◆ Input rows:
================

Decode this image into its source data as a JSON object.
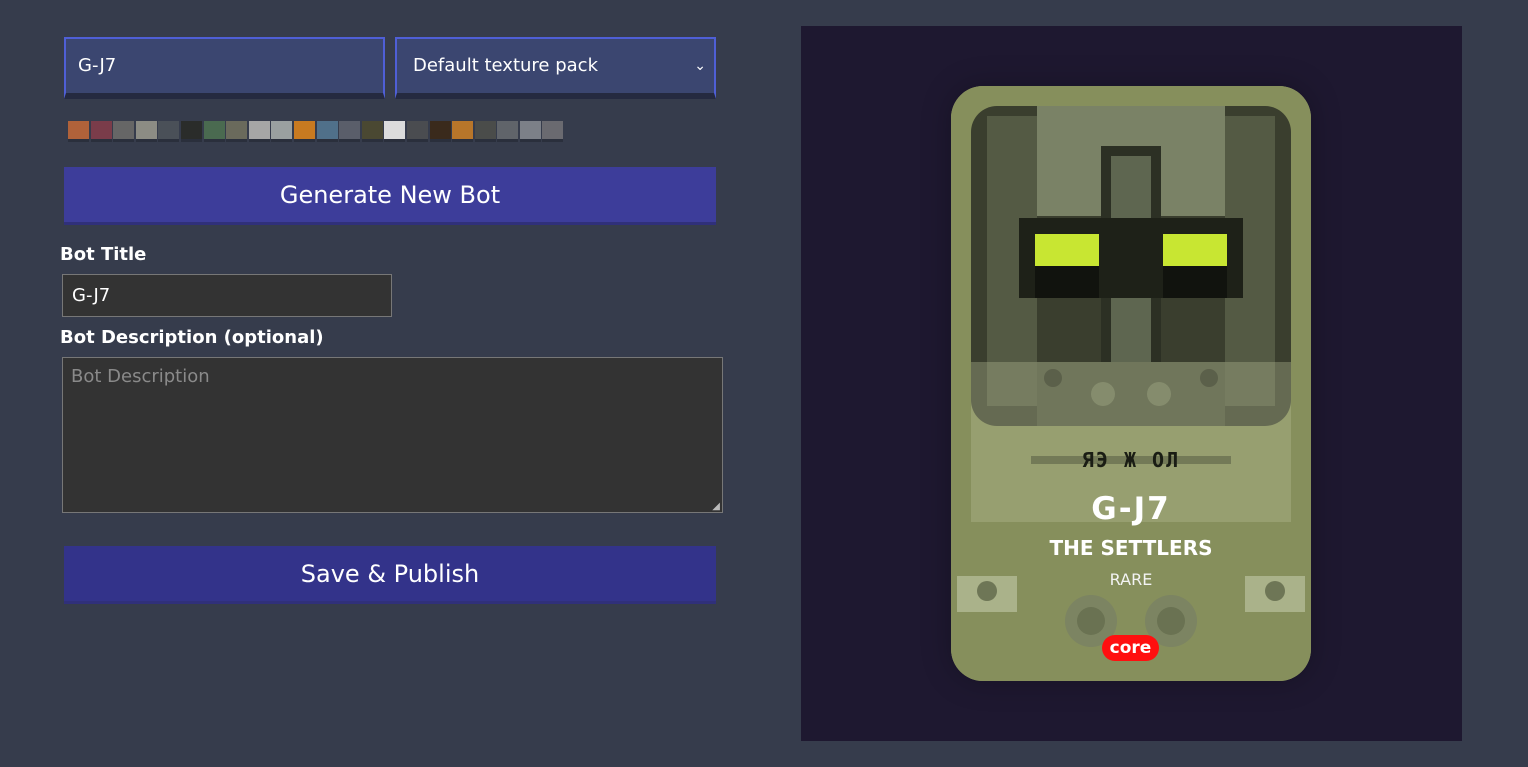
{
  "controls": {
    "bot_name_value": "G-J7",
    "texture_pack_selected": "Default texture pack"
  },
  "swatch_colors": [
    "#b0623a",
    "#7a3c4a",
    "#666666",
    "#8c8c84",
    "#4a5058",
    "#2a2c2a",
    "#4a6a50",
    "#6a6a5c",
    "#a6a6a6",
    "#9aa0a0",
    "#c87a20",
    "#50708a",
    "#5a5e6a",
    "#4a4832",
    "#dcdcdc",
    "#4a4c50",
    "#3a2a1c",
    "#b8762a",
    "#4a4c4a",
    "#60646a",
    "#7c8088",
    "#6a6a70"
  ],
  "buttons": {
    "generate_label": "Generate New Bot",
    "publish_label": "Save & Publish"
  },
  "form": {
    "title_label": "Bot Title",
    "title_value": "G-J7",
    "description_label": "Bot Description (optional)",
    "description_placeholder": "Bot Description"
  },
  "card": {
    "glyphs": "ЯЭ Ж ОЛ",
    "name": "G-J7",
    "faction": "THE SETTLERS",
    "rarity": "RARE",
    "badge": "core",
    "badge_color": "#ff0f0f",
    "eye_color": "#c8e632",
    "body_color": "#8a9460"
  }
}
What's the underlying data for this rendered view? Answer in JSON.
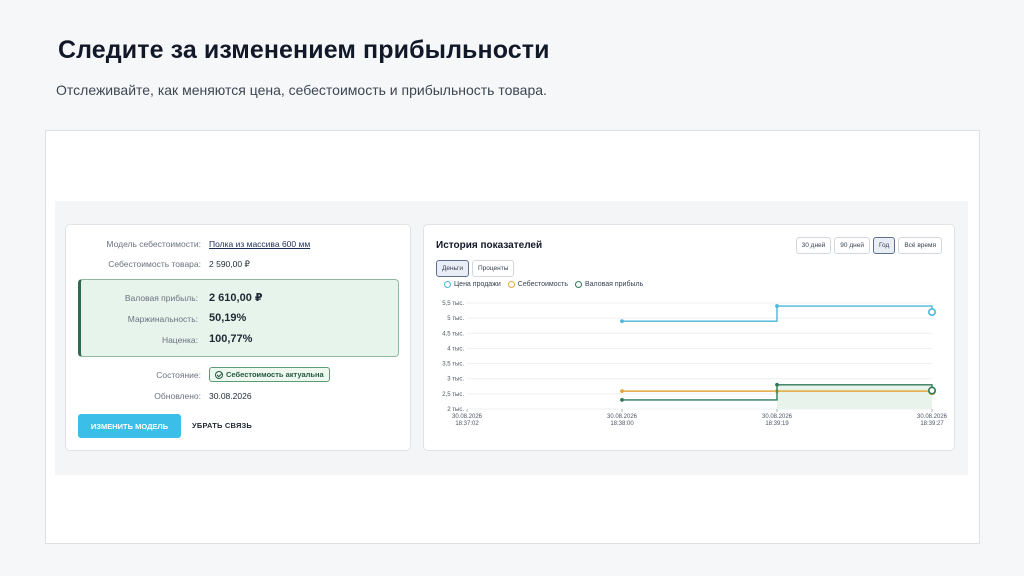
{
  "hero": {
    "title": "Следите за изменением прибыльности",
    "subtitle": "Отслеживайте, как меняются цена, себестоимость и прибыльность товара."
  },
  "details": {
    "model_label": "Модель себестоимости:",
    "model_value": "Полка из массива 600 мм",
    "cost_label": "Себестоимость товара:",
    "cost_value": "2 590,00 ₽",
    "gross_label": "Валовая прибыль:",
    "gross_value": "2 610,00 ₽",
    "margin_label": "Маржинальность:",
    "margin_value": "50,19%",
    "markup_label": "Наценка:",
    "markup_value": "100,77%",
    "status_label": "Состояние:",
    "status_badge": "Себестоимость актуальна",
    "updated_label": "Обновлено:",
    "updated_value": "30.08.2026",
    "change_model_button": "ИЗМЕНИТЬ МОДЕЛЬ",
    "unlink_button": "УБРАТЬ СВЯЗЬ"
  },
  "history": {
    "title": "История показателей",
    "ranges": [
      "30 дней",
      "90 дней",
      "Год",
      "Всё время"
    ],
    "active_range": "Год",
    "modes": [
      "Деньги",
      "Проценты"
    ],
    "active_mode": "Деньги"
  },
  "colors": {
    "price": "#4bb8d8",
    "cost": "#e3a63b",
    "profit": "#2f7a5a",
    "accent": "#3bbfe8"
  },
  "chart_data": {
    "type": "line",
    "y_tick_labels": [
      "5,5 тыс.",
      "5 тыс.",
      "4,5 тыс.",
      "4 тыс.",
      "3,5 тыс.",
      "3 тыс.",
      "2,5 тыс.",
      "2 тыс."
    ],
    "y_ticks": [
      5500,
      5000,
      4500,
      4000,
      3500,
      3000,
      2500,
      2000
    ],
    "ylim": [
      2000,
      5500
    ],
    "x_tick_labels": [
      [
        "30.08.2026",
        "18:37:02"
      ],
      [
        "30.08.2026",
        "18:38:00"
      ],
      [
        "30.08.2026",
        "18:39:19"
      ],
      [
        "30.08.2026",
        "18:39:27"
      ]
    ],
    "x": [
      0,
      1,
      2,
      3
    ],
    "step": true,
    "series": [
      {
        "name": "Цена продажи",
        "color_key": "price",
        "values": [
          null,
          4900,
          5400,
          5200
        ]
      },
      {
        "name": "Себестоимость",
        "color_key": "cost",
        "values": [
          null,
          2590,
          2590,
          2590
        ]
      },
      {
        "name": "Валовая прибыль",
        "color_key": "profit",
        "values": [
          null,
          2300,
          2800,
          2610
        ]
      }
    ],
    "grid": true,
    "legend": "top-left"
  }
}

================

◆ Directive: In the records above, locate every line with the string "this" and copy it.

◆ Completed exercise:
Decode this image into its source data as a JSON object.
What's the underlying data for this rendered view? Answer in JSON.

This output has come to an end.